Job =>
Output only the lines from the line holding "Parse this screenshot: output" through the close of the records, exactly as they appear, with all pictures omitted.

(Stored data)
▼

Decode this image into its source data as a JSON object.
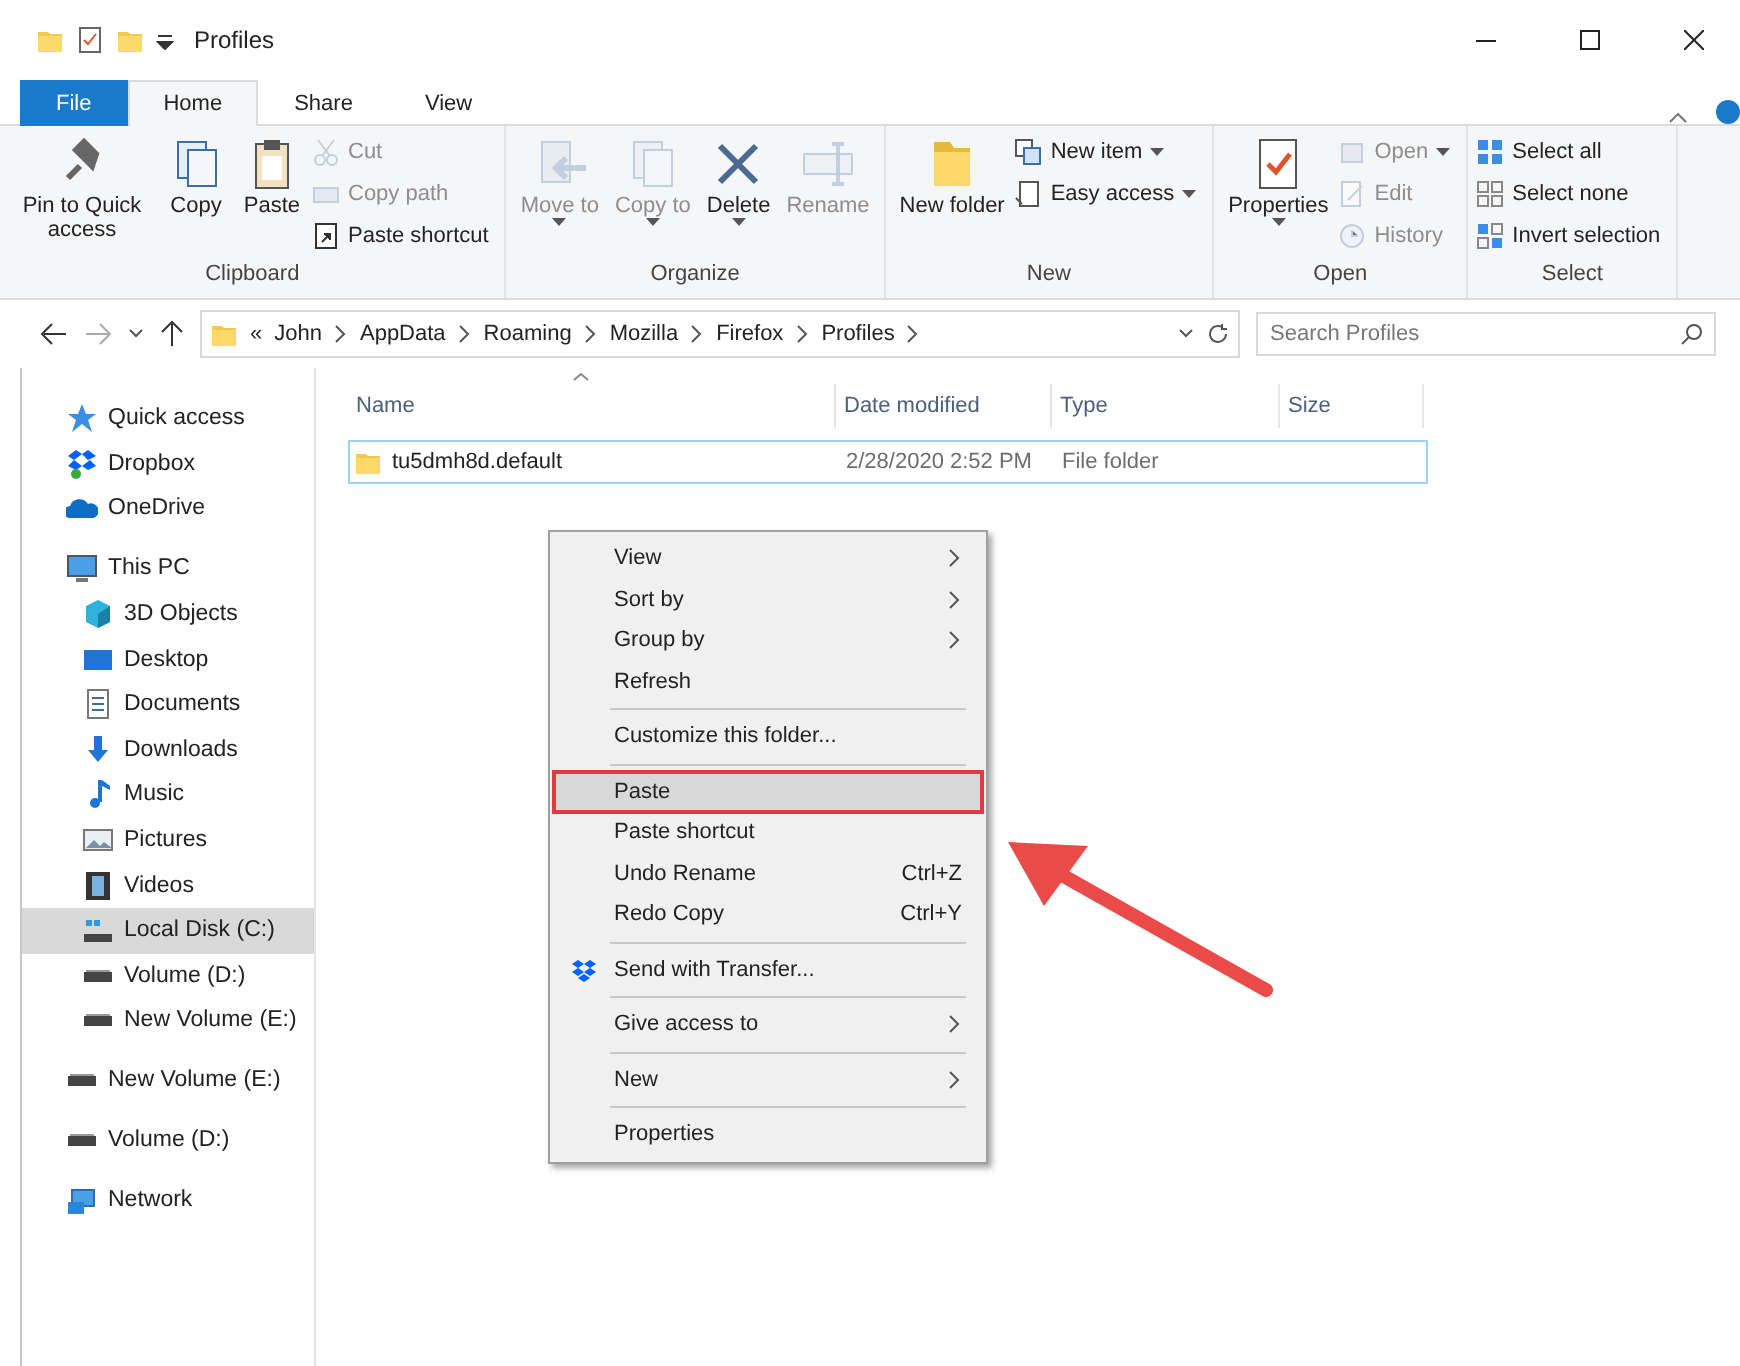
{
  "window": {
    "title": "Profiles"
  },
  "tabs": [
    {
      "label": "File",
      "kind": "file",
      "selected": false
    },
    {
      "label": "Home",
      "kind": "tab",
      "selected": true
    },
    {
      "label": "Share",
      "kind": "tab",
      "selected": false
    },
    {
      "label": "View",
      "kind": "tab",
      "selected": false
    }
  ],
  "ribbon": [
    {
      "name": "Clipboard",
      "items": [
        {
          "label": "Pin to Quick access",
          "kind": "large",
          "disabled": false
        },
        {
          "label": "Copy",
          "kind": "large",
          "disabled": false
        },
        {
          "label": "Paste",
          "kind": "large",
          "disabled": false
        },
        {
          "label": "Cut",
          "kind": "small",
          "disabled": true
        },
        {
          "label": "Copy path",
          "kind": "small",
          "disabled": true
        },
        {
          "label": "Paste shortcut",
          "kind": "small",
          "disabled": false
        }
      ]
    },
    {
      "name": "Organize",
      "items": [
        {
          "label": "Move to",
          "kind": "large",
          "disabled": true,
          "dropdown": true
        },
        {
          "label": "Copy to",
          "kind": "large",
          "disabled": true,
          "dropdown": true
        },
        {
          "label": "Delete",
          "kind": "large",
          "disabled": false,
          "dropdown": true
        },
        {
          "label": "Rename",
          "kind": "large",
          "disabled": true
        }
      ]
    },
    {
      "name": "New",
      "items": [
        {
          "label": "New folder",
          "kind": "large",
          "disabled": false
        },
        {
          "label": "New item",
          "kind": "small",
          "disabled": false,
          "dropdown": true
        },
        {
          "label": "Easy access",
          "kind": "small",
          "disabled": false,
          "dropdown": true
        }
      ]
    },
    {
      "name": "Open",
      "items": [
        {
          "label": "Properties",
          "kind": "large",
          "disabled": false,
          "dropdown": true
        },
        {
          "label": "Open",
          "kind": "small",
          "disabled": true,
          "dropdown": true
        },
        {
          "label": "Edit",
          "kind": "small",
          "disabled": true
        },
        {
          "label": "History",
          "kind": "small",
          "disabled": true
        }
      ]
    },
    {
      "name": "Select",
      "items": [
        {
          "label": "Select all",
          "kind": "small",
          "disabled": false
        },
        {
          "label": "Select none",
          "kind": "small",
          "disabled": false
        },
        {
          "label": "Invert selection",
          "kind": "small",
          "disabled": false
        }
      ]
    }
  ],
  "address": {
    "overflow": "«",
    "crumbs": [
      "John",
      "AppData",
      "Roaming",
      "Mozilla",
      "Firefox",
      "Profiles"
    ]
  },
  "search": {
    "placeholder": "Search Profiles"
  },
  "sidebar": [
    {
      "label": "Quick access",
      "kind": "star",
      "selected": false
    },
    {
      "label": "Dropbox",
      "kind": "dropbox",
      "selected": false
    },
    {
      "label": "OneDrive",
      "kind": "cloud",
      "selected": false
    },
    {
      "label": "This PC",
      "kind": "pc",
      "selected": false,
      "children": [
        {
          "label": "3D Objects",
          "kind": "cube",
          "selected": false
        },
        {
          "label": "Desktop",
          "kind": "desktop",
          "selected": false
        },
        {
          "label": "Documents",
          "kind": "doc",
          "selected": false
        },
        {
          "label": "Downloads",
          "kind": "download",
          "selected": false
        },
        {
          "label": "Music",
          "kind": "music",
          "selected": false
        },
        {
          "label": "Pictures",
          "kind": "picture",
          "selected": false
        },
        {
          "label": "Videos",
          "kind": "video",
          "selected": false
        },
        {
          "label": "Local Disk (C:)",
          "kind": "windisk",
          "selected": true
        },
        {
          "label": "Volume (D:)",
          "kind": "drive",
          "selected": false
        },
        {
          "label": "New Volume (E:)",
          "kind": "drive",
          "selected": false
        }
      ]
    },
    {
      "label": "New Volume (E:)",
      "kind": "drive",
      "selected": false
    },
    {
      "label": "Volume (D:)",
      "kind": "drive",
      "selected": false
    },
    {
      "label": "Network",
      "kind": "network",
      "selected": false
    }
  ],
  "table": {
    "columns": [
      "Name",
      "Date modified",
      "Type",
      "Size"
    ],
    "rows": [
      {
        "cells": [
          "tu5dmh8d.default",
          "2/28/2020 2:52 PM",
          "File folder"
        ],
        "focused": true
      }
    ]
  },
  "context_menu": [
    {
      "kind": "item",
      "label": "View",
      "submenu": true,
      "highlighted": false
    },
    {
      "kind": "item",
      "label": "Sort by",
      "submenu": true,
      "highlighted": false
    },
    {
      "kind": "item",
      "label": "Group by",
      "submenu": true,
      "highlighted": false
    },
    {
      "kind": "item",
      "label": "Refresh",
      "submenu": false,
      "highlighted": false
    },
    {
      "kind": "separator"
    },
    {
      "kind": "item",
      "label": "Customize this folder...",
      "submenu": false,
      "highlighted": false
    },
    {
      "kind": "separator"
    },
    {
      "kind": "item",
      "label": "Paste",
      "submenu": false,
      "highlighted": true
    },
    {
      "kind": "item",
      "label": "Paste shortcut",
      "submenu": false,
      "highlighted": false
    },
    {
      "kind": "item",
      "label": "Undo Rename",
      "shortcut": "Ctrl+Z",
      "submenu": false,
      "highlighted": false
    },
    {
      "kind": "item",
      "label": "Redo Copy",
      "shortcut": "Ctrl+Y",
      "submenu": false,
      "highlighted": false
    },
    {
      "kind": "separator"
    },
    {
      "kind": "app",
      "label": "Send with Transfer...",
      "submenu": false,
      "highlighted": false
    },
    {
      "kind": "separator"
    },
    {
      "kind": "item",
      "label": "Give access to",
      "submenu": true,
      "highlighted": false
    },
    {
      "kind": "separator"
    },
    {
      "kind": "item",
      "label": "New",
      "submenu": true,
      "highlighted": false
    },
    {
      "kind": "separator"
    },
    {
      "kind": "item",
      "label": "Properties",
      "submenu": false,
      "highlighted": false
    }
  ]
}
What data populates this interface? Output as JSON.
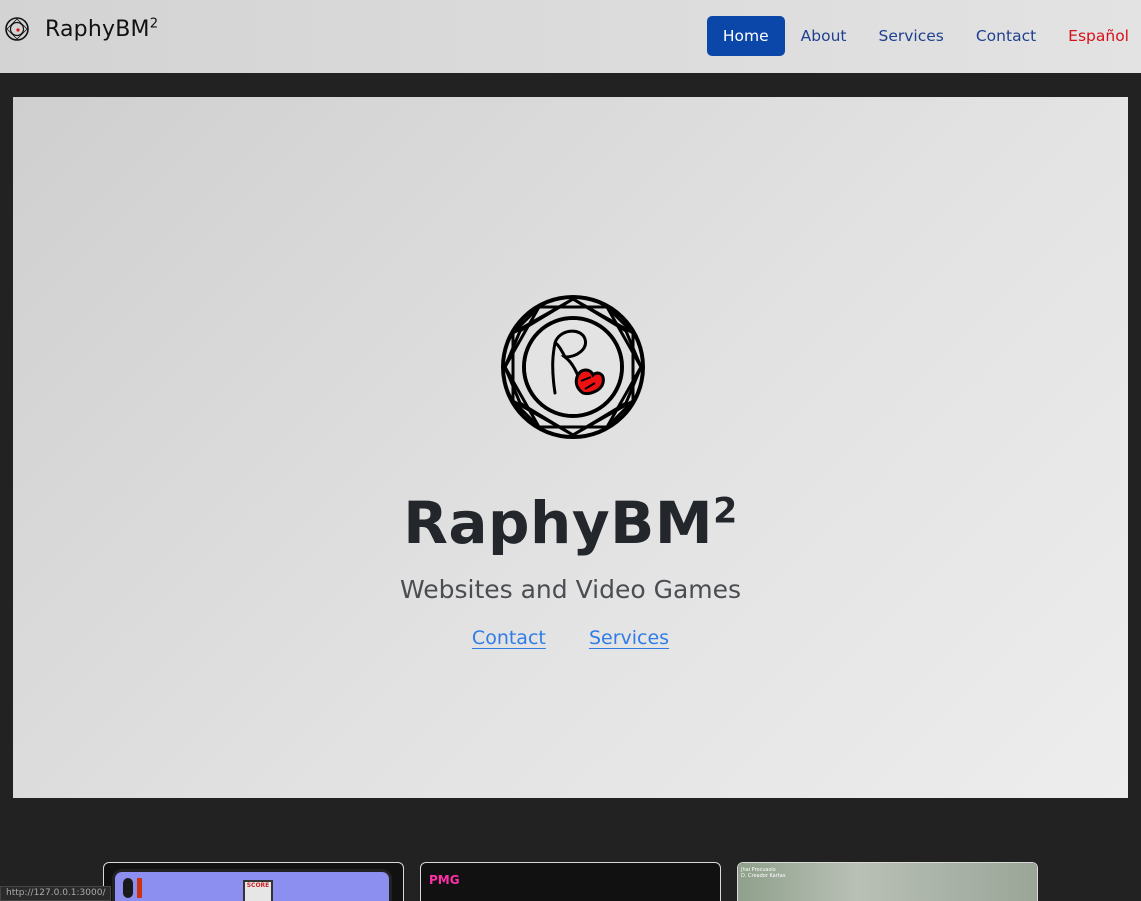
{
  "nav": {
    "brand": "RaphyBM",
    "brand_sup": "2",
    "links": [
      {
        "label": "Home",
        "active": true
      },
      {
        "label": "About",
        "active": false
      },
      {
        "label": "Services",
        "active": false
      },
      {
        "label": "Contact",
        "active": false
      },
      {
        "label": "Español",
        "active": false
      }
    ]
  },
  "hero": {
    "title": "RaphyBM",
    "title_sup": "2",
    "subtitle": "Websites and Video Games",
    "links": [
      "Contact",
      "Services"
    ]
  },
  "cards": {
    "card1_score_label": "SCORE",
    "card2_logo_text": "PMG",
    "card3_text_1": "Jhai Procuasio",
    "card3_text_2": "D. Creador Kartas"
  },
  "status_bar": {
    "url": "http://127.0.0.1:3000/"
  },
  "colors": {
    "nav_active_bg": "#0a47a8",
    "nav_link": "#1f3f8f",
    "lang_link": "#d6101a",
    "hero_link": "#2f7ce8",
    "page_bg": "#222222"
  }
}
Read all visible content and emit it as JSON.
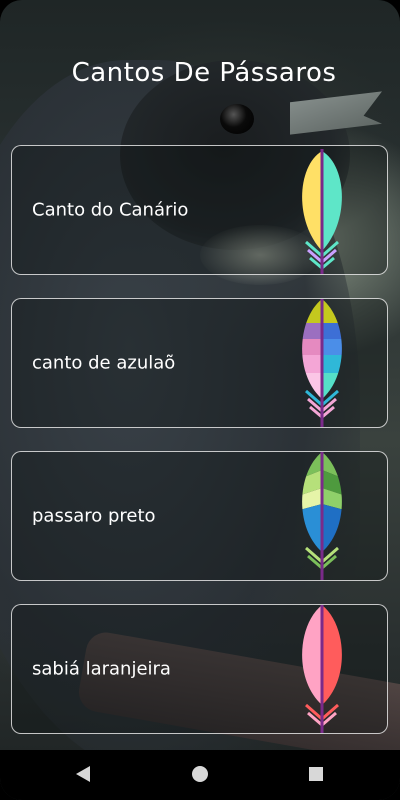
{
  "app": {
    "title": "Cantos De Pássaros"
  },
  "cards": [
    {
      "label": "Canto do Canário",
      "icon": "feather-yellow-teal-icon"
    },
    {
      "label": "canto de azulaõ",
      "icon": "feather-rainbow-icon"
    },
    {
      "label": "passaro preto",
      "icon": "feather-green-blue-icon"
    },
    {
      "label": "sabiá laranjeira",
      "icon": "feather-pink-red-icon"
    }
  ],
  "navbar": {
    "back_icon": "back-triangle-icon",
    "home_icon": "home-circle-icon",
    "recents_icon": "recents-square-icon"
  }
}
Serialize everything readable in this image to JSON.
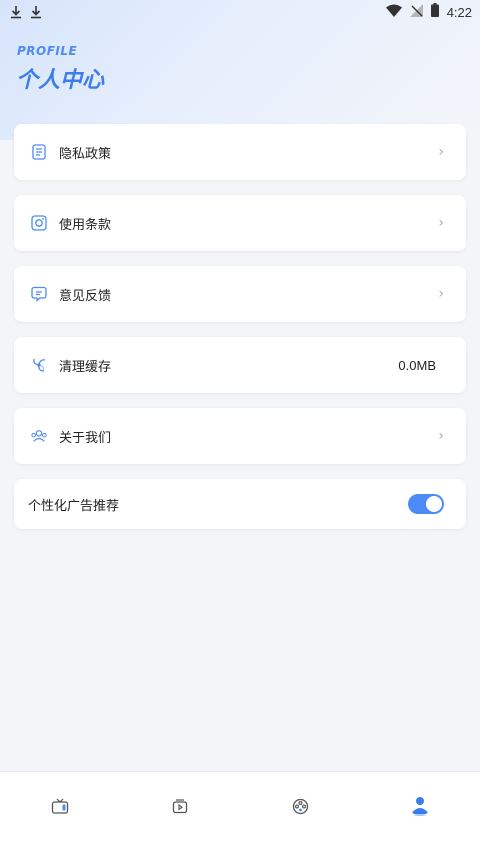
{
  "status_bar": {
    "time": "4:22",
    "icons": [
      "download-icon",
      "download-icon",
      "wifi-icon",
      "signal-off-icon",
      "battery-icon"
    ]
  },
  "header": {
    "title_en": "PROFILE",
    "title_cn": "个人中心"
  },
  "menu": [
    {
      "label": "隐私政策",
      "icon": "document-icon"
    },
    {
      "label": "使用条款",
      "icon": "terms-icon"
    },
    {
      "label": "意见反馈",
      "icon": "feedback-icon"
    },
    {
      "label": "清理缓存",
      "icon": "clean-icon",
      "value": "0.0MB"
    },
    {
      "label": "关于我们",
      "icon": "team-icon"
    }
  ],
  "ad_setting": {
    "label": "个性化广告推荐",
    "enabled": true
  },
  "tabs": [
    {
      "icon": "tv-icon",
      "active": false
    },
    {
      "icon": "video-icon",
      "active": false
    },
    {
      "icon": "film-reel-icon",
      "active": false
    },
    {
      "icon": "profile-icon",
      "active": true
    }
  ],
  "colors": {
    "accent": "#4d8af5",
    "header_text": "#3c7deb",
    "background": "#f3f5f9"
  }
}
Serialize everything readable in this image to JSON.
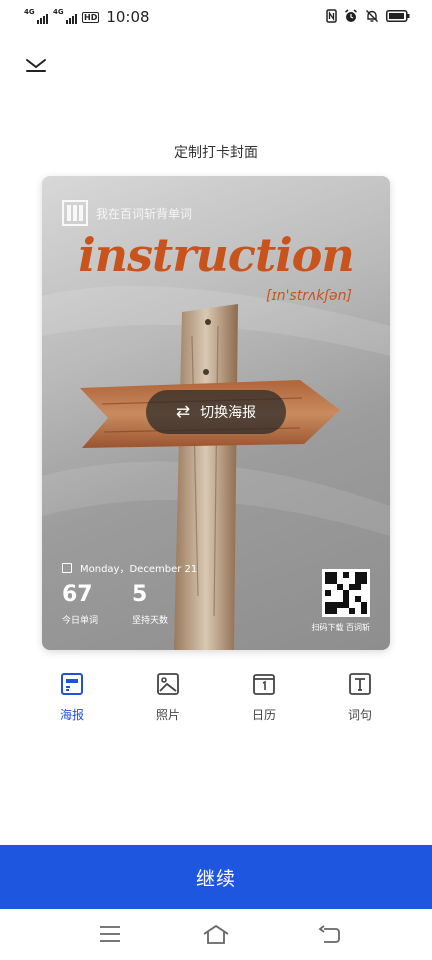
{
  "status_bar": {
    "net1": "4G",
    "net2": "4G",
    "hd": "HD",
    "time": "10:08"
  },
  "page": {
    "title": "定制打卡封面",
    "continue_label": "继续"
  },
  "poster": {
    "brand_name": "我在百词斩背单词",
    "word": "instruction",
    "phonetic": "[ɪn'strʌkʃən]",
    "switch_label": "切换海报",
    "switch_icon": "⇄",
    "date": "Monday，December 21",
    "today_words": "67",
    "today_words_label": "今日单词",
    "days": "5",
    "days_label": "坚持天数",
    "qr_label": "扫码下载 百词斩"
  },
  "tabs": [
    {
      "label": "海报",
      "icon": "poster-icon",
      "active": true
    },
    {
      "label": "照片",
      "icon": "photo-icon",
      "active": false
    },
    {
      "label": "日历",
      "icon": "calendar-icon",
      "active": false
    },
    {
      "label": "词句",
      "icon": "text-icon",
      "active": false
    }
  ],
  "colors": {
    "accent": "#1f56e0",
    "word": "#c8531c"
  }
}
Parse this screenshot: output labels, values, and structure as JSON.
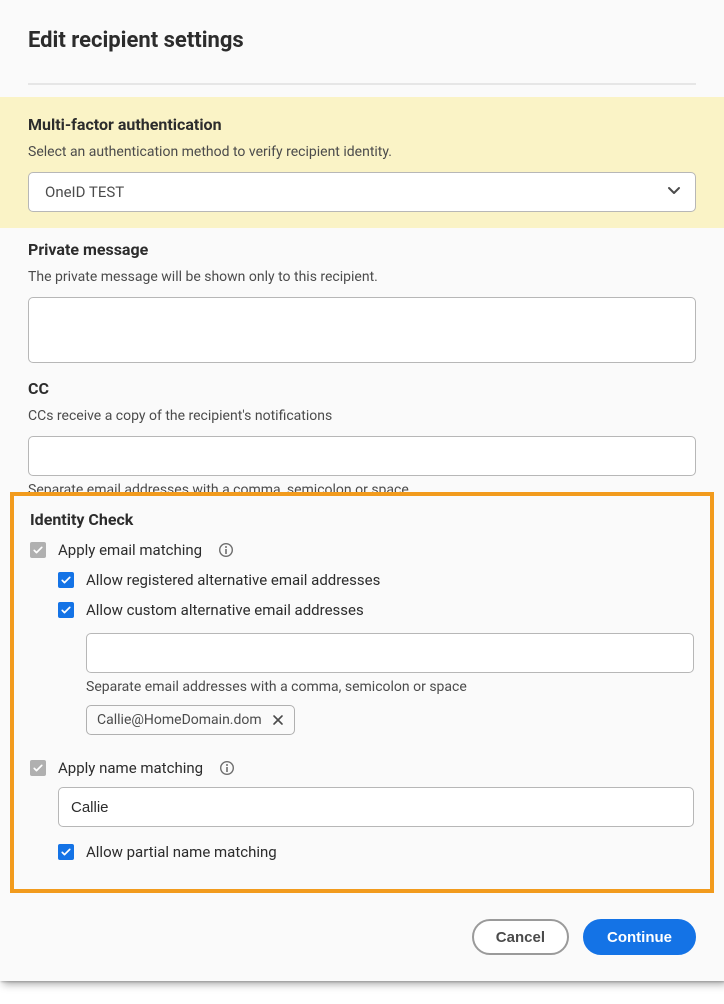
{
  "header": {
    "title": "Edit recipient settings"
  },
  "mfa": {
    "title": "Multi-factor authentication",
    "desc": "Select an authentication method to verify recipient identity.",
    "selected": "OneID TEST"
  },
  "privateMessage": {
    "title": "Private message",
    "desc": "The private message will be shown only to this recipient.",
    "value": ""
  },
  "cc": {
    "title": "CC",
    "desc": "CCs receive a copy of the recipient's notifications",
    "value": "",
    "hint": "Separate email addresses with a comma, semicolon or space"
  },
  "identity": {
    "title": "Identity Check",
    "emailMatching": {
      "label": "Apply email matching",
      "checked": true
    },
    "allowRegistered": {
      "label": "Allow registered alternative email addresses",
      "checked": true
    },
    "allowCustom": {
      "label": "Allow custom alternative email addresses",
      "checked": true,
      "inputValue": "",
      "hint": "Separate email addresses with a comma, semicolon or space",
      "chips": [
        "Callie@HomeDomain.dom"
      ]
    },
    "nameMatching": {
      "label": "Apply name matching",
      "checked": true,
      "value": "Callie"
    },
    "allowPartial": {
      "label": "Allow partial name matching",
      "checked": true
    }
  },
  "footer": {
    "cancel": "Cancel",
    "continue": "Continue"
  }
}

▲

Full answer =>
Parse this screenshot: output labels, values, and structure as JSON.
{
  "header": {
    "title": "Edit recipient settings"
  },
  "mfa": {
    "title": "Multi-factor authentication",
    "desc": "Select an authentication method to verify recipient identity.",
    "selected": "OneID TEST"
  },
  "privateMessage": {
    "title": "Private message",
    "desc": "The private message will be shown only to this recipient.",
    "value": ""
  },
  "cc": {
    "title": "CC",
    "desc": "CCs receive a copy of the recipient's notifications",
    "value": "",
    "hint": "Separate email addresses with a comma, semicolon or space"
  },
  "identity": {
    "title": "Identity Check",
    "emailMatching": {
      "label": "Apply email matching",
      "checked": true
    },
    "allowRegistered": {
      "label": "Allow registered alternative email addresses",
      "checked": true
    },
    "allowCustom": {
      "label": "Allow custom alternative email addresses",
      "checked": true,
      "inputValue": "",
      "hint": "Separate email addresses with a comma, semicolon or space",
      "chips": [
        "Callie@HomeDomain.dom"
      ]
    },
    "nameMatching": {
      "label": "Apply name matching",
      "checked": true,
      "value": "Callie"
    },
    "allowPartial": {
      "label": "Allow partial name matching",
      "checked": true
    }
  },
  "footer": {
    "cancel": "Cancel",
    "continue": "Continue"
  }
}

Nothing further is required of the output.